Stored items:
►
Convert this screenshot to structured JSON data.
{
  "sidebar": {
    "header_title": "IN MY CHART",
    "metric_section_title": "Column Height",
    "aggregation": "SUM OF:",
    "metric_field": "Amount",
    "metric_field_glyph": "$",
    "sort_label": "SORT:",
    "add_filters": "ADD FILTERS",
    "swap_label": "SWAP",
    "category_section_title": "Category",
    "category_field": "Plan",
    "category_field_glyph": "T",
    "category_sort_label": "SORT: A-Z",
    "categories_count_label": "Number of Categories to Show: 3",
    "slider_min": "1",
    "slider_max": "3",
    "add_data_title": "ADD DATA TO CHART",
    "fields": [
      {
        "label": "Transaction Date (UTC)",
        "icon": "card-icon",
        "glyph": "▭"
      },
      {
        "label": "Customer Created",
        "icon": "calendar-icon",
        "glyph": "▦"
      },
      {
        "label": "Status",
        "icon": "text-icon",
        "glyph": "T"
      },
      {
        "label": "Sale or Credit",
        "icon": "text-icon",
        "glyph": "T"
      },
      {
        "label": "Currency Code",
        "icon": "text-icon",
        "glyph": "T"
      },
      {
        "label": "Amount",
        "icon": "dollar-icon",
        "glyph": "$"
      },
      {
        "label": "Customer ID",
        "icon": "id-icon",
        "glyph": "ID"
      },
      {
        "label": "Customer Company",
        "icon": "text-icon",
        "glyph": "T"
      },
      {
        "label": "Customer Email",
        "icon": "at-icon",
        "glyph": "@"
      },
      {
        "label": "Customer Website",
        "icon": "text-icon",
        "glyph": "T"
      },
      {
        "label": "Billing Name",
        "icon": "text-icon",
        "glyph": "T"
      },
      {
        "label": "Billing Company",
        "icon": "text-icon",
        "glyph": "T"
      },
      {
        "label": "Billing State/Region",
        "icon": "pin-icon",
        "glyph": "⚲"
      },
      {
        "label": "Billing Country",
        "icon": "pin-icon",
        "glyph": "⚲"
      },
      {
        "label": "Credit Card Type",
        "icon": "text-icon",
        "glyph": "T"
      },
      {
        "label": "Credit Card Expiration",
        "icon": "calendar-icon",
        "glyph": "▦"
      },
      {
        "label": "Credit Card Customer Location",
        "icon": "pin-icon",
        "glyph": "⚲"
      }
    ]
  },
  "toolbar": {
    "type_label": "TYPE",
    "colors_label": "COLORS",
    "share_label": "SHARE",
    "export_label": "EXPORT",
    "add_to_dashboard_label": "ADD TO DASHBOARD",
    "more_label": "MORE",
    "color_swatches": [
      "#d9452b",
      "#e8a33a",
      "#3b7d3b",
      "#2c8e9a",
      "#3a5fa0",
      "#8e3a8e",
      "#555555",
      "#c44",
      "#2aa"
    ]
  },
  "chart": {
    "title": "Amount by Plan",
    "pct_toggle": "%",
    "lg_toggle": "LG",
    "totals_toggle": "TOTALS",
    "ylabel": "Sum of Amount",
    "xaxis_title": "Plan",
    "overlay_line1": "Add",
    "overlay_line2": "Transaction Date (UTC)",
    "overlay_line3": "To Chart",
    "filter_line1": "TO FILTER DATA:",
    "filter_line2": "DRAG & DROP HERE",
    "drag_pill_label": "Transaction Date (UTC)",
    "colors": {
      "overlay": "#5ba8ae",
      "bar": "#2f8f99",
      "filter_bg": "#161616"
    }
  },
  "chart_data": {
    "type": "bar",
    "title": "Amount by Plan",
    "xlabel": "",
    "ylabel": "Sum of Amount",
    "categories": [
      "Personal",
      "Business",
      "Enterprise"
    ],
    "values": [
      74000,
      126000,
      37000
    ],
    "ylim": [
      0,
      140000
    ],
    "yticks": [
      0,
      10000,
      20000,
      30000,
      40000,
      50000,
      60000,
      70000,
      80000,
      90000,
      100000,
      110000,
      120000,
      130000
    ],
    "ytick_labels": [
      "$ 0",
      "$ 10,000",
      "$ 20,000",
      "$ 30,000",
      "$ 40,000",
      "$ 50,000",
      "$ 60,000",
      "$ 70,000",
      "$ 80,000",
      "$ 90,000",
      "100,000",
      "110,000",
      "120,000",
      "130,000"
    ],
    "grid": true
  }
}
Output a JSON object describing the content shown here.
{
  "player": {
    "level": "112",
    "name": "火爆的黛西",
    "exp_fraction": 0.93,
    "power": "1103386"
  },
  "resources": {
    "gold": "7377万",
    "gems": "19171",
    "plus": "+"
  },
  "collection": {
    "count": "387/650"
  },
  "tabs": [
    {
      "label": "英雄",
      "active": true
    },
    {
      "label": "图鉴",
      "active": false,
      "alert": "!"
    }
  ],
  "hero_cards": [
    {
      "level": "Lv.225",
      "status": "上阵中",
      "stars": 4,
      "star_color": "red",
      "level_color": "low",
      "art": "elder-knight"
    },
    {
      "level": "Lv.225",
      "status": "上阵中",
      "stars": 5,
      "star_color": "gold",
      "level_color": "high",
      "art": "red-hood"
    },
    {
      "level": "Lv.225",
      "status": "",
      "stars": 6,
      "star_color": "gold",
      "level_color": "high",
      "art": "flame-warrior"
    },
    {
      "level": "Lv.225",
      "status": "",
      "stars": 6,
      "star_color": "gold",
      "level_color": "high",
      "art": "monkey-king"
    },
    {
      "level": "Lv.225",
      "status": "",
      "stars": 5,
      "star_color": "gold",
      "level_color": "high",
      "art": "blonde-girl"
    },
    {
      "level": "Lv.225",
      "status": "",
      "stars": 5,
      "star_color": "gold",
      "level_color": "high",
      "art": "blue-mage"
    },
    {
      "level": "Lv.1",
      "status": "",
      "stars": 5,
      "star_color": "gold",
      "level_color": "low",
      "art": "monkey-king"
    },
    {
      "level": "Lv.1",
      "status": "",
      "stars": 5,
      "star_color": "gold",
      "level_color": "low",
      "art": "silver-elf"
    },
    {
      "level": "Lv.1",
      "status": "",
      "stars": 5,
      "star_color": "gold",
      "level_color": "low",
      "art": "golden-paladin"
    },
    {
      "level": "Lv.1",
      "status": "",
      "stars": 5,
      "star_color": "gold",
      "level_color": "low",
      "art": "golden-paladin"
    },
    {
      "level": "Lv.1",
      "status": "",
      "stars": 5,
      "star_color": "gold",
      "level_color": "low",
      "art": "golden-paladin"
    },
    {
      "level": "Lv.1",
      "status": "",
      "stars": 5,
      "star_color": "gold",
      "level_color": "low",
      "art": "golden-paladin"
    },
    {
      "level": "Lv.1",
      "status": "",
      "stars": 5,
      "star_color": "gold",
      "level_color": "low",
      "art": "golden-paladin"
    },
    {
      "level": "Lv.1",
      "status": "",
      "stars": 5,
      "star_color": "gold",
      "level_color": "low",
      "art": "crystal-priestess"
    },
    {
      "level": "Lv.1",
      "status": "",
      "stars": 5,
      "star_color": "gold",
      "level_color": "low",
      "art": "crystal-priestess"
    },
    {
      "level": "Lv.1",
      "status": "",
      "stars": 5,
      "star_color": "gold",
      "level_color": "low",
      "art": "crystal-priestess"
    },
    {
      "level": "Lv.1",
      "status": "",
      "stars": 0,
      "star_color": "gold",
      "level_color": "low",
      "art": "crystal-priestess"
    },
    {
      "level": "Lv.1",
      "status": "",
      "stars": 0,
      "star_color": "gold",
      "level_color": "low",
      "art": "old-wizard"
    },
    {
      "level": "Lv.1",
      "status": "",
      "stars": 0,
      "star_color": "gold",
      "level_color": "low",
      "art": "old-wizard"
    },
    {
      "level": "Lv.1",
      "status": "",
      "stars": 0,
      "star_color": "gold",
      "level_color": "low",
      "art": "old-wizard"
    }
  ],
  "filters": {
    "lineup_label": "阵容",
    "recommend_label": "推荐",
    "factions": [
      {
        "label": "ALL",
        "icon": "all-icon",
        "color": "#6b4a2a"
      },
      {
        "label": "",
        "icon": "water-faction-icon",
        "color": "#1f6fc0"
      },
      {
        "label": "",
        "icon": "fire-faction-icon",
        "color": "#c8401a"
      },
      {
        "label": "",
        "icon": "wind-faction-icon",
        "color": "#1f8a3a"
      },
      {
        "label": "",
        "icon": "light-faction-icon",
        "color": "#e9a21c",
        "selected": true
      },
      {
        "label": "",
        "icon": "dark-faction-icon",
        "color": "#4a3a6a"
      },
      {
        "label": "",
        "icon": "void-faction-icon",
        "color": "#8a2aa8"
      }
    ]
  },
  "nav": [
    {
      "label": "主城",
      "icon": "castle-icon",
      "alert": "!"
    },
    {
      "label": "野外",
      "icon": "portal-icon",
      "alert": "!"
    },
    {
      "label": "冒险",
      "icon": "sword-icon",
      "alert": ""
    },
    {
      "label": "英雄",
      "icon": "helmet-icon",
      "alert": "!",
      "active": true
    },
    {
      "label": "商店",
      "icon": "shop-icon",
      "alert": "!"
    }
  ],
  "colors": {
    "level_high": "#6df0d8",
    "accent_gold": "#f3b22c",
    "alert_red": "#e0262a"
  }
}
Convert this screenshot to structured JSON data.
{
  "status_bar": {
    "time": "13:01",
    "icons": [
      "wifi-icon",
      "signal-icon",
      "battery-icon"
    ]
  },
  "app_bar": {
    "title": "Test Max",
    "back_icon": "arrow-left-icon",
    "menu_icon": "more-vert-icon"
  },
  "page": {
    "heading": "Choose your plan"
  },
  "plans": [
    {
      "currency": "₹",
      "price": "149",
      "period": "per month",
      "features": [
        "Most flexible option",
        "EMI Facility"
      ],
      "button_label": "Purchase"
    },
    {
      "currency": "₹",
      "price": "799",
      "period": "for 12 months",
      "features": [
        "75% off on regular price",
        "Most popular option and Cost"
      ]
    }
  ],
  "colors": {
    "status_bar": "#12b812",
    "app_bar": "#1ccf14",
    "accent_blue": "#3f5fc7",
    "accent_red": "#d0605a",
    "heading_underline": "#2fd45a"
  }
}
◄
Short exercise >>
Go through the material above and count the lines that contain "true"; answer with the number alone.

Exercise output >>
4